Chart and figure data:
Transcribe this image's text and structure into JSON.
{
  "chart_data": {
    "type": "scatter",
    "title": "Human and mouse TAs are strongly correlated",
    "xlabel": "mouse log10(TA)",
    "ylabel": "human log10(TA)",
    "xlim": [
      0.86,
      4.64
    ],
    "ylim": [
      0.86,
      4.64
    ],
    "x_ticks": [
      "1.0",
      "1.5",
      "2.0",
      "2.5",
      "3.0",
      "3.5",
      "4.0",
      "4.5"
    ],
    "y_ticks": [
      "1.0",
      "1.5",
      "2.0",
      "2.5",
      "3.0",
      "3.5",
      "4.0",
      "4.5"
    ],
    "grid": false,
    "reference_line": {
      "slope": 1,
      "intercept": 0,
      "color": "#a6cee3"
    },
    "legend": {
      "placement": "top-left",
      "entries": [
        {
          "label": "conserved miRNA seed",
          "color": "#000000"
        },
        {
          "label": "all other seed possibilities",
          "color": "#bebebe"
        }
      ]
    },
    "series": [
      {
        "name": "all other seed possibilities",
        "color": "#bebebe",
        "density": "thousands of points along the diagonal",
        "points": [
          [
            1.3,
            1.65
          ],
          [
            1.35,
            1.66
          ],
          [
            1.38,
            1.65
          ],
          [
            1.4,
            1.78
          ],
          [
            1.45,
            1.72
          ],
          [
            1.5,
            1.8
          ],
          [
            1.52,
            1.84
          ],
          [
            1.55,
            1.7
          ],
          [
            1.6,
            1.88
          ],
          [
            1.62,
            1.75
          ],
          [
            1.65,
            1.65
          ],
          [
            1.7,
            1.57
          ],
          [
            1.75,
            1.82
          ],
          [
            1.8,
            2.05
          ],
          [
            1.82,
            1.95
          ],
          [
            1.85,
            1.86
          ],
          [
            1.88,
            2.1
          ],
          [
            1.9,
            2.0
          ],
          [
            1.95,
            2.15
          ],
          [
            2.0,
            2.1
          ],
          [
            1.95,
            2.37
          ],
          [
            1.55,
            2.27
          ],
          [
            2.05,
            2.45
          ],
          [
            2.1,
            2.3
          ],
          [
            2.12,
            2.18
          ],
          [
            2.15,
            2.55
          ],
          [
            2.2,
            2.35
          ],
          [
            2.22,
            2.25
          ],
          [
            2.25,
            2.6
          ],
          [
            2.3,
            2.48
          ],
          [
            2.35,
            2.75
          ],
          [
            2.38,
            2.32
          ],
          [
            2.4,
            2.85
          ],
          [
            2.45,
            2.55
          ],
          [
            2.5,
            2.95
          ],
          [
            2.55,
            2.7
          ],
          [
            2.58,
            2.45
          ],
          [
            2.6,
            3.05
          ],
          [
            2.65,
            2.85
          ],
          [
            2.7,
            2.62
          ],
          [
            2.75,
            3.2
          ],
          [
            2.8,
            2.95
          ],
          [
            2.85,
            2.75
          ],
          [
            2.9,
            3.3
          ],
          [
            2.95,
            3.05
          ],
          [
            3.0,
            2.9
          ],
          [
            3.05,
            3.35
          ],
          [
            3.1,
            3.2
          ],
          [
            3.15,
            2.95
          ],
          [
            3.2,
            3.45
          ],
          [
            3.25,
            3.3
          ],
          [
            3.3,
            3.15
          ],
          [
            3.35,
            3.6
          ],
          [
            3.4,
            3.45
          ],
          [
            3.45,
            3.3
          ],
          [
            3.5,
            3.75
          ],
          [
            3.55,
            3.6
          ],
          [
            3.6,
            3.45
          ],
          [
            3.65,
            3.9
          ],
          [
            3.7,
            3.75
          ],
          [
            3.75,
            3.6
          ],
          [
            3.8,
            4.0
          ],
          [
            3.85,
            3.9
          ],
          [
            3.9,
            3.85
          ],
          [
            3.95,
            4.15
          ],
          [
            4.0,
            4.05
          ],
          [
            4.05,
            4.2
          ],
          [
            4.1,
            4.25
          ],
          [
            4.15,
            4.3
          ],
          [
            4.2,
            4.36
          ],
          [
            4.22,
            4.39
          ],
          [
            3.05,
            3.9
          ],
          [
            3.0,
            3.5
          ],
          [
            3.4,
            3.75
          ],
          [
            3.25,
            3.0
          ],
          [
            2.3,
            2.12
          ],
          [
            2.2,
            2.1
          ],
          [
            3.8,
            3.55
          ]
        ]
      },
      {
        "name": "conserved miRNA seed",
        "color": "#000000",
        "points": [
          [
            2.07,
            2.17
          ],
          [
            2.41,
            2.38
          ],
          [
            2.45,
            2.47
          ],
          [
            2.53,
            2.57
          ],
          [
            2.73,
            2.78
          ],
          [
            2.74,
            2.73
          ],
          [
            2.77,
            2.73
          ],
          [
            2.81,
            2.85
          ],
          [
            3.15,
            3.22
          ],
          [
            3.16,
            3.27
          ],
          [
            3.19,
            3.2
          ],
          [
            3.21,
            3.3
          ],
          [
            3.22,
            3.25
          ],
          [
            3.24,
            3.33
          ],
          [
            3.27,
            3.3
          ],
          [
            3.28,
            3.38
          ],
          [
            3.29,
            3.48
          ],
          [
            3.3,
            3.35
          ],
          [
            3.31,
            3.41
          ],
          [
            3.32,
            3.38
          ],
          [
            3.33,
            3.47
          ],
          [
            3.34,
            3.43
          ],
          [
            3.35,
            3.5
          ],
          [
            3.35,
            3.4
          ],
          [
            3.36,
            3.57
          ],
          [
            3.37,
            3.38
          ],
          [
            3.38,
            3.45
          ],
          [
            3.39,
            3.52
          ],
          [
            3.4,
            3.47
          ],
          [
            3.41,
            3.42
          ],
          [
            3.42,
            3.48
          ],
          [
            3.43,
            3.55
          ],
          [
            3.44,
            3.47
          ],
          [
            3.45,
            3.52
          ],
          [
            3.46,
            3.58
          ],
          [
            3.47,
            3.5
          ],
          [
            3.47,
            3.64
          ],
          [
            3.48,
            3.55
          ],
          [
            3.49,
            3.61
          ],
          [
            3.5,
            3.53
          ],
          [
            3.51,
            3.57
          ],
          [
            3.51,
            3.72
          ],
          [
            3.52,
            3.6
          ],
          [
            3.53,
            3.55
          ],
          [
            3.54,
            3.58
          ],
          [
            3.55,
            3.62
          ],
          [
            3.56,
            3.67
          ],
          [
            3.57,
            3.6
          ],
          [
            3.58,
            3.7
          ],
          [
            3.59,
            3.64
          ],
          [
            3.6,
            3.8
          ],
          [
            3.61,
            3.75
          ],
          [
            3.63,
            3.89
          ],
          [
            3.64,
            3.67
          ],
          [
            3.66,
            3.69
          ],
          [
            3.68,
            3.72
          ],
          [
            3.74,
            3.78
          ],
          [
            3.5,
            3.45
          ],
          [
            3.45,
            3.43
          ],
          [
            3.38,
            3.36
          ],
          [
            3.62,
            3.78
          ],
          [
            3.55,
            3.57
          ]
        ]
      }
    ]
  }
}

* [TASK GOAL]:
For each line of the listing that holds the word "name", show that line.

* [THE REPLY]:
        "name": "all other seed possibilities",
        "name": "conserved miRNA seed",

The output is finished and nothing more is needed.